Written problem –
Gather every line in the records below that contains the word "JSON".

Dataset records –

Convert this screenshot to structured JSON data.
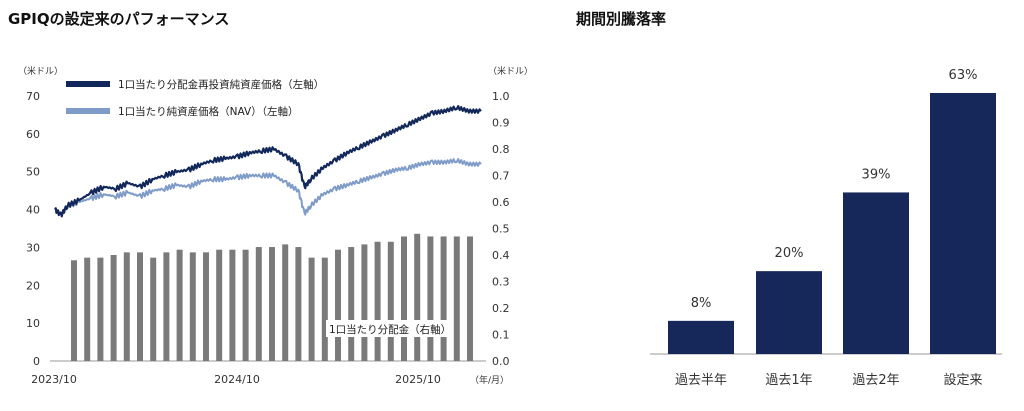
{
  "left_title": "GPIQの設定来のパフォーマンス",
  "right_title": "期間別騰落率",
  "colors": {
    "navy": "#13285a",
    "light_blue": "#7f9cc8",
    "gray_bar": "#7a7a7a",
    "right_bar": "#16285a"
  },
  "chart_data": [
    {
      "type": "line",
      "left_unit": "（米ドル）",
      "right_unit": "（米ドル）",
      "x_unit": "（年/月）",
      "x_tick_labels": [
        "2023/10",
        "2024/10",
        "2025/10"
      ],
      "y_left_ticks": [
        "0",
        "10",
        "20",
        "30",
        "40",
        "50",
        "60",
        "70"
      ],
      "y_right_ticks": [
        "0.0",
        "0.1",
        "0.2",
        "0.3",
        "0.4",
        "0.5",
        "0.6",
        "0.7",
        "0.8",
        "0.9",
        "1.0"
      ],
      "ylim_left": [
        0,
        70
      ],
      "ylim_right": [
        0,
        1.0
      ],
      "grid": false,
      "legend_position": "top-left",
      "annotation": "1口当たり分配金（右軸）",
      "series": [
        {
          "name": "1口当たり分配金再投資純資産価格（左軸）",
          "axis": "left",
          "kind": "line",
          "points": [
            [
              0,
              40
            ],
            [
              0.5,
              38.5
            ],
            [
              1,
              41
            ],
            [
              2,
              42.5
            ],
            [
              3,
              44.5
            ],
            [
              4,
              46
            ],
            [
              5,
              45.5
            ],
            [
              6,
              47
            ],
            [
              7,
              46
            ],
            [
              8,
              48
            ],
            [
              9,
              49
            ],
            [
              10,
              50
            ],
            [
              11,
              50.5
            ],
            [
              12,
              52
            ],
            [
              13,
              53
            ],
            [
              14,
              53.5
            ],
            [
              15,
              54
            ],
            [
              16,
              55
            ],
            [
              17,
              55.5
            ],
            [
              18,
              56
            ],
            [
              19,
              54
            ],
            [
              20,
              52
            ],
            [
              20.5,
              46
            ],
            [
              21,
              48
            ],
            [
              22,
              51
            ],
            [
              23,
              53
            ],
            [
              24,
              55
            ],
            [
              25,
              56.5
            ],
            [
              26,
              58
            ],
            [
              27,
              59.5
            ],
            [
              28,
              61
            ],
            [
              29,
              62.5
            ],
            [
              30,
              64
            ],
            [
              31,
              65.5
            ],
            [
              32,
              66
            ],
            [
              33,
              67
            ],
            [
              34,
              66
            ],
            [
              35,
              66
            ]
          ]
        },
        {
          "name": "1口当たり純資産価格（NAV）（左軸）",
          "axis": "left",
          "kind": "line",
          "points": [
            [
              0,
              40
            ],
            [
              0.5,
              38.5
            ],
            [
              1,
              41
            ],
            [
              2,
              42
            ],
            [
              3,
              43
            ],
            [
              4,
              44
            ],
            [
              5,
              43.5
            ],
            [
              6,
              44.5
            ],
            [
              7,
              43.5
            ],
            [
              8,
              45
            ],
            [
              9,
              45.5
            ],
            [
              10,
              46.5
            ],
            [
              11,
              46
            ],
            [
              12,
              47.5
            ],
            [
              13,
              48
            ],
            [
              14,
              48
            ],
            [
              15,
              48.5
            ],
            [
              16,
              49
            ],
            [
              17,
              49
            ],
            [
              18,
              49
            ],
            [
              19,
              47
            ],
            [
              20,
              45
            ],
            [
              20.5,
              39
            ],
            [
              21,
              41
            ],
            [
              22,
              44
            ],
            [
              23,
              45.5
            ],
            [
              24,
              46.5
            ],
            [
              25,
              47.5
            ],
            [
              26,
              48.5
            ],
            [
              27,
              49.5
            ],
            [
              28,
              50.5
            ],
            [
              29,
              51
            ],
            [
              30,
              52
            ],
            [
              31,
              52.5
            ],
            [
              32,
              52.5
            ],
            [
              33,
              53
            ],
            [
              34,
              52
            ],
            [
              35,
              52
            ]
          ]
        },
        {
          "name": "1口当たり分配金（右軸）",
          "axis": "right",
          "kind": "bar",
          "values": [
            0.38,
            0.39,
            0.39,
            0.4,
            0.41,
            0.41,
            0.39,
            0.41,
            0.42,
            0.41,
            0.41,
            0.42,
            0.42,
            0.42,
            0.43,
            0.43,
            0.44,
            0.43,
            0.39,
            0.39,
            0.42,
            0.43,
            0.44,
            0.45,
            0.45,
            0.47,
            0.48,
            0.47,
            0.47,
            0.47,
            0.47
          ]
        }
      ]
    },
    {
      "type": "bar",
      "categories": [
        "過去半年",
        "過去1年",
        "過去2年",
        "設定来"
      ],
      "values": [
        8,
        20,
        39,
        63
      ],
      "value_labels": [
        "8%",
        "20%",
        "39%",
        "63%"
      ],
      "ylim": [
        0,
        70
      ],
      "grid": false
    }
  ]
}
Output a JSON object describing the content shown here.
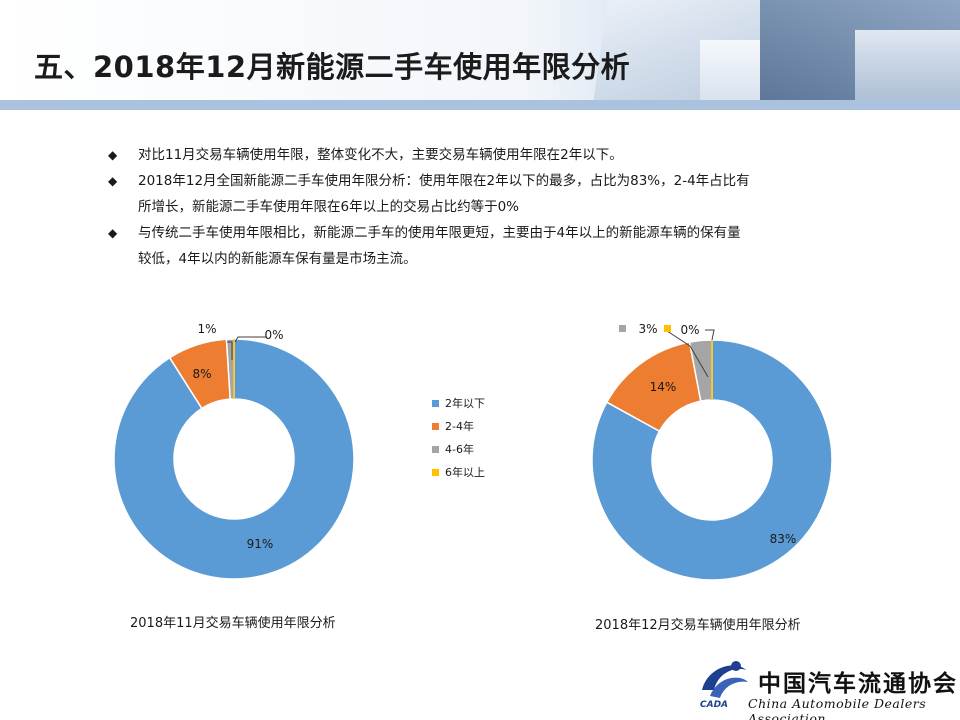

Expected output –
Convert this screenshot to structured JSON data.
Output a JSON object describing the content shown here.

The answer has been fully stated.